Records for this task
****************************************

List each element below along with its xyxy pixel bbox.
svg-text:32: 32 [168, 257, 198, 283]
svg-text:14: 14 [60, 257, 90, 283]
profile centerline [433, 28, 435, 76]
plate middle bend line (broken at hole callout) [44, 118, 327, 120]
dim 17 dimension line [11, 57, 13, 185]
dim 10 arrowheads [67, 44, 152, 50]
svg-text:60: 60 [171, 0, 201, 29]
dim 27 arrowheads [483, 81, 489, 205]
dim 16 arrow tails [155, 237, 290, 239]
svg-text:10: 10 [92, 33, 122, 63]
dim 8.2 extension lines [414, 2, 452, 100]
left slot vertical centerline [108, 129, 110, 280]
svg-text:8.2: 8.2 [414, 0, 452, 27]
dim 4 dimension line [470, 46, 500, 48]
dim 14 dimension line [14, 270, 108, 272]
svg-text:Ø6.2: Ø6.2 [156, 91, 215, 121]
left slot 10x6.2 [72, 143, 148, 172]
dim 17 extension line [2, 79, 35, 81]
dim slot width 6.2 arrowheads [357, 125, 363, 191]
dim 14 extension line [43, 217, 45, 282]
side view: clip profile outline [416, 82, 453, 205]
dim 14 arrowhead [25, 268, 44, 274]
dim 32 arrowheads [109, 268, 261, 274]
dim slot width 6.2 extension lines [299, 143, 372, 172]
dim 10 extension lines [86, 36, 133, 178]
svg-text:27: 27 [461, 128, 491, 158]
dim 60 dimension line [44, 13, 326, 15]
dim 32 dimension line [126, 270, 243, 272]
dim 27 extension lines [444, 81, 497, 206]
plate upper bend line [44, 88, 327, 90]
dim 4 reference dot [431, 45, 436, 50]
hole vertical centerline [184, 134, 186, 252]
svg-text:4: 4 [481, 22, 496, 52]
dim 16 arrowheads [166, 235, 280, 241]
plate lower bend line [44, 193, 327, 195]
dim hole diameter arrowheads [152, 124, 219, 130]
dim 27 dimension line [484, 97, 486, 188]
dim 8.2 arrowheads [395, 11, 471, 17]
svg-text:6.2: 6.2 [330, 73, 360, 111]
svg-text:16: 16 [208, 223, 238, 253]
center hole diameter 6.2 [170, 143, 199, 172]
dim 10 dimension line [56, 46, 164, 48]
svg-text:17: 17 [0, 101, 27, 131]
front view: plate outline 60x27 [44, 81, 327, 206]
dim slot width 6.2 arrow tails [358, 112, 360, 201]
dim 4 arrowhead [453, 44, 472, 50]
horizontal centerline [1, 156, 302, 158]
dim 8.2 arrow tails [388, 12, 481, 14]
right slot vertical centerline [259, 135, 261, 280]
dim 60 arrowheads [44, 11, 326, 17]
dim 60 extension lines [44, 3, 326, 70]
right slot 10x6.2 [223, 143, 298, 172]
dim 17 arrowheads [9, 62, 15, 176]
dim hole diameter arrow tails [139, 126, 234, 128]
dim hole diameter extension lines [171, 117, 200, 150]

****************************************

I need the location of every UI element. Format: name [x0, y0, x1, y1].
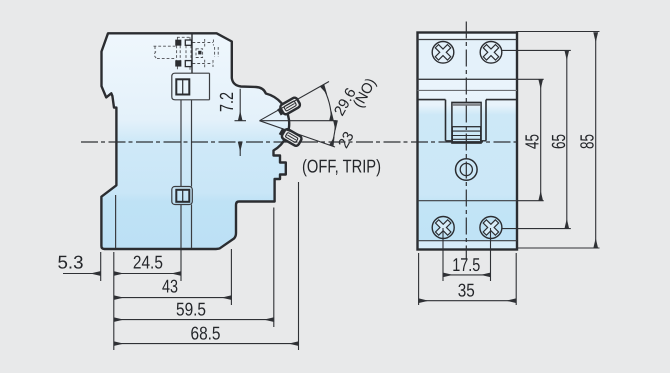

****************************************

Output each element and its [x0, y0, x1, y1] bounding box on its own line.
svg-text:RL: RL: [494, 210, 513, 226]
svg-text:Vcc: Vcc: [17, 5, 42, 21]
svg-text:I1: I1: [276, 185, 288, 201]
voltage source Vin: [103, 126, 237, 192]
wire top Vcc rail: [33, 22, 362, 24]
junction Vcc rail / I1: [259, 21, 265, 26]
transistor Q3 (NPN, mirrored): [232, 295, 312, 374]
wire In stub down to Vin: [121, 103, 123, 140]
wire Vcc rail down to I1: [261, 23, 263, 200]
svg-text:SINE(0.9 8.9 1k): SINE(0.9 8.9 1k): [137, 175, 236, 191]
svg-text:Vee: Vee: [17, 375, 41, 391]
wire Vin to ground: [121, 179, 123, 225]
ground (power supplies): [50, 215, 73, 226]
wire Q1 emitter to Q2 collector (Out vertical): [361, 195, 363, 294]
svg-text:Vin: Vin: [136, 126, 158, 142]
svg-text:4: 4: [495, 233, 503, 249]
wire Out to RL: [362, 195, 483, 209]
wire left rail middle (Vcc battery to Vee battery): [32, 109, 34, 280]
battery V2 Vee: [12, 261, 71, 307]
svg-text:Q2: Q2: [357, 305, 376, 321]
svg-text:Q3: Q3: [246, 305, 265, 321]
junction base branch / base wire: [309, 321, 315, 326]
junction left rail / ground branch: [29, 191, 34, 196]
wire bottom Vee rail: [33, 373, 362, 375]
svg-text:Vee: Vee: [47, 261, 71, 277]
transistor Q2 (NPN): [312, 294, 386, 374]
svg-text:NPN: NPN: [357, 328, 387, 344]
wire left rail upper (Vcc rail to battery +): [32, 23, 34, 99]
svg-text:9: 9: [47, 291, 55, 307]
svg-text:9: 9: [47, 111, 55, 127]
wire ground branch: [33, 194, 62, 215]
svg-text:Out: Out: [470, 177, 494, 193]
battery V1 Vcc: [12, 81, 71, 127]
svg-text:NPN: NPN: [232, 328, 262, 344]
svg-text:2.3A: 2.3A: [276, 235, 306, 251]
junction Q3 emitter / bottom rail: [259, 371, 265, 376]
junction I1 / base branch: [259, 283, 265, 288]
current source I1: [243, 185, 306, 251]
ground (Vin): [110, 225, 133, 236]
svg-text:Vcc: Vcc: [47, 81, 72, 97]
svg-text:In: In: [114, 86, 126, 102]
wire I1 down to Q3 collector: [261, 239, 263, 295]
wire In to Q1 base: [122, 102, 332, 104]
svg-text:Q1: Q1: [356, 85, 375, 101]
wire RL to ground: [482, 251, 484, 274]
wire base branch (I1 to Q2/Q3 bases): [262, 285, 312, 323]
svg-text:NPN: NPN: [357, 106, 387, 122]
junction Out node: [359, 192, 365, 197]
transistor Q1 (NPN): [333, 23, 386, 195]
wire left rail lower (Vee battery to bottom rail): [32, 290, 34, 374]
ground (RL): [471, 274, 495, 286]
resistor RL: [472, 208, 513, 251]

****************************************

Show each line of the data above that contains the word "transistor", copying every such line in full.

transistor Q3 (NPN, mirrored): [232, 295, 312, 374]
transistor Q2 (NPN): [312, 294, 386, 374]
transistor Q1 (NPN): [333, 23, 386, 195]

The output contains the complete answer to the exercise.